Reading text:
* begin *

Ladysmith marine rescuers have new name and are now raising money for a new boat

Marine search and rescue volunteers in Ladysmith and throughout B.C. have a new name and a new look.

The former Coast Guard Auxiliary has a new name — Royal Canadian Marine Search and Rescue [RCM-SAR] — as of May 26. Seen here doing demonstrations during the Ladysmith Maritime Festival

The former Coast Guard Auxiliary has a new name — Royal Canadian Marine Search and Rescue [RCM-SAR] — as of May 26. Seen here doing demonstrations during the Ladysmith Maritime Festival

There’s a new name and a new look for marine search and rescue volunteers in Ladysmith and throughout B.C., but nothing will change when it comes to their dedicated service.

As of noon on May 26, the Canadian Coast Guard Auxiliary — Pacific, an all-volunteer organization with stations in 46 communities throughout B.C., has become Royal Canadian Marine Search and Rescue [RCM-SAR]

“We work very closely with the Canadian Coast Guard, but we are a totally separate organization,” RCM-SAR president Randy Strandt said in a press release. “Our new name recognizes the distinct identity of our service and helps emphasize the strong links we have to the communities that depend on us and on which we depend for fundraising.”

The name change affects more than a thousand members in British Columbia.

RCM-SAR Unit 29 Ladysmith member Nick Epp-Evans says that when it comes to fundraising, people often confused the Coast Guard Auxiliary with the Coast Guard, and this name change will help clear up that confusion.

The new name reflects the volunteer marine rescue service’s distinct identity. The service is not part of the Canadian Coast Guard or other federal agencies. The change will assist the public in understanding the community-based nature of the service and the importance of local support in maintaining rescue vessels, recruiting and training volunteers, and equipping them with the tools they need to save lives on the water, noted the press release.

* end *

Tasks and exercises:
1. In the article on the marine rescue name change, write out the passage from "There’s a new" up to and including "their dedicated service.".
2. Put this sentence from the article on the marine rescue name change into Spanish: "The name change affects more than a thousand members in British Columbia."
3. The last paragraph of the article on the marine rescue name change says local support matters for several things. List them all.

Data segment:
* begin *

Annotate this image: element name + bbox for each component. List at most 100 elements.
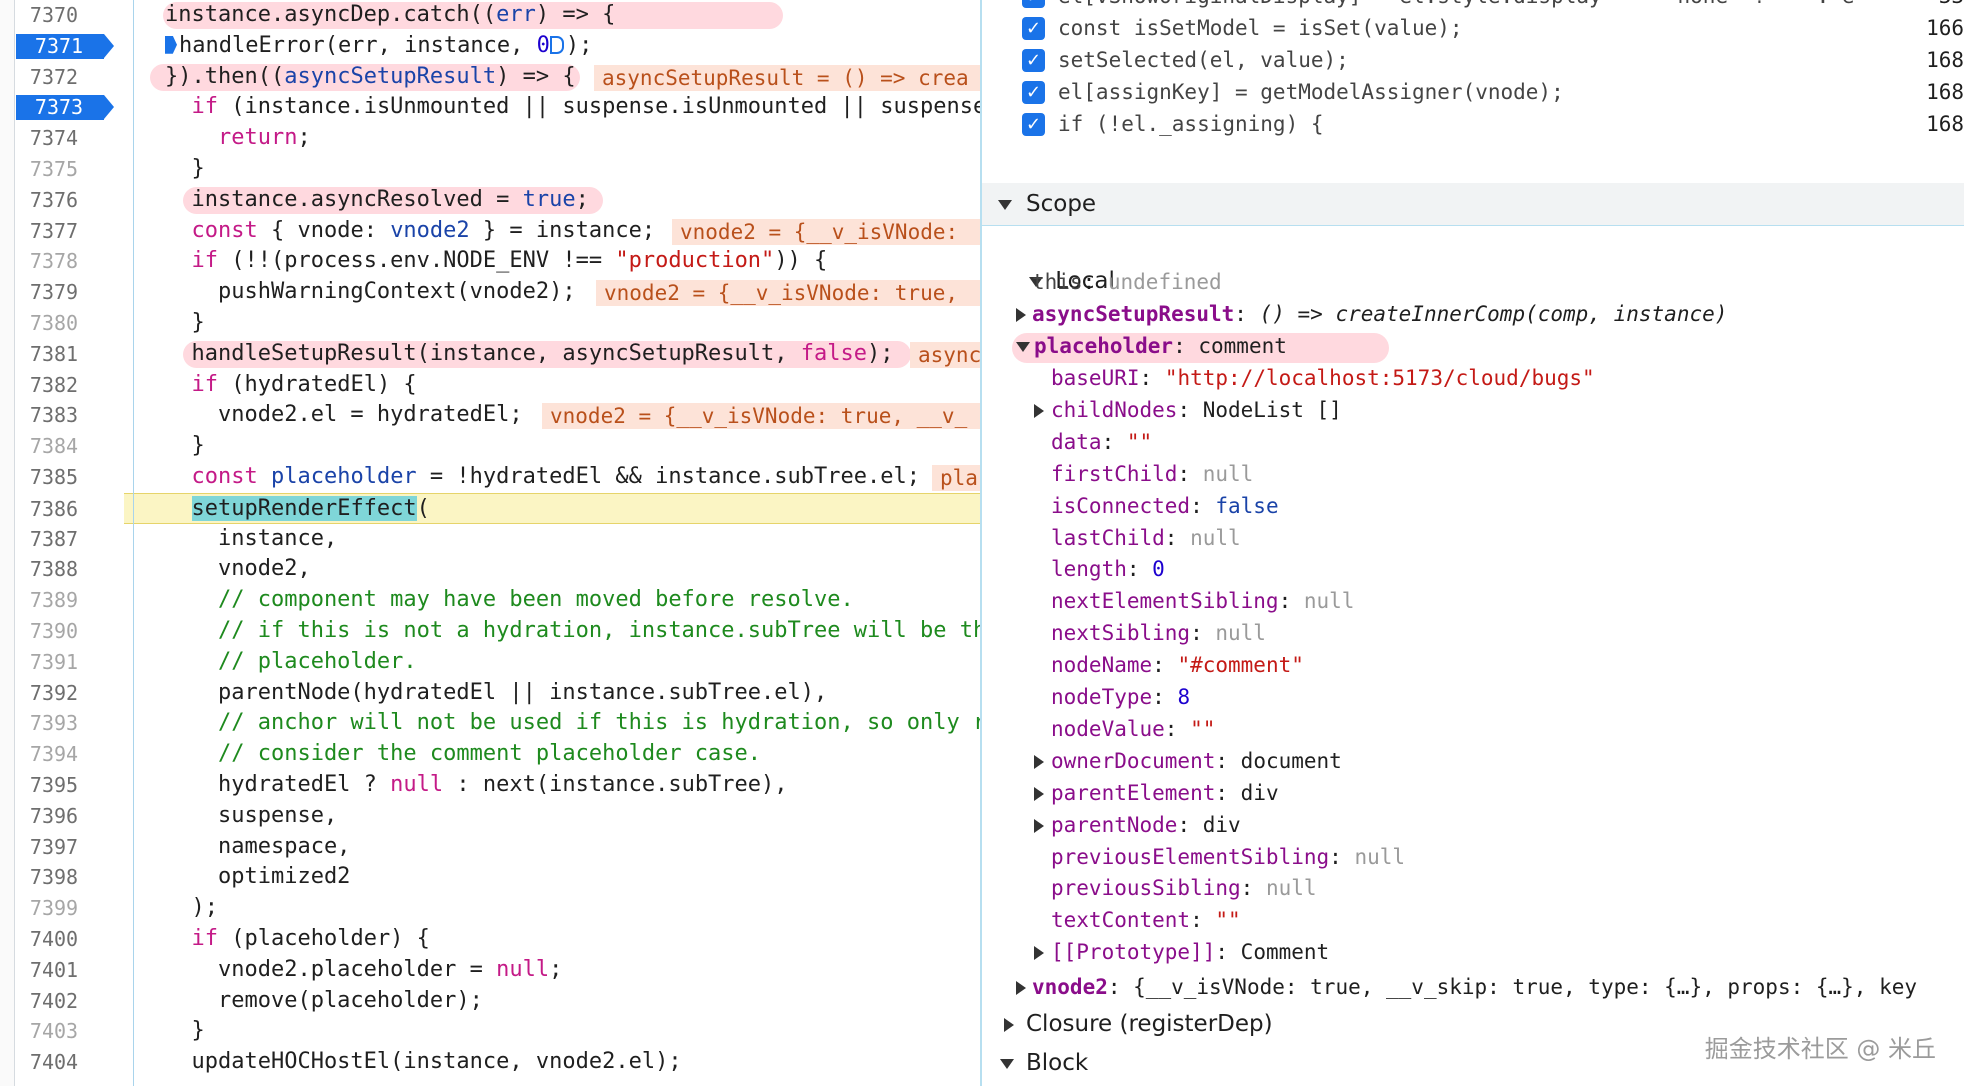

* end *

Task responses:
1.
There’s a new name and a new look for marine search and rescue volunteers in Ladysmith and throughout B.C., but nothing will change when it comes to their dedicated service.

2. El cambio de nombre afecta a más de mil miembros en Columbia Británica.

3.
- Maintaining rescue vessels
- Recruiting and training volunteers
- Equipping volunteers with the tools they need to save lives on the water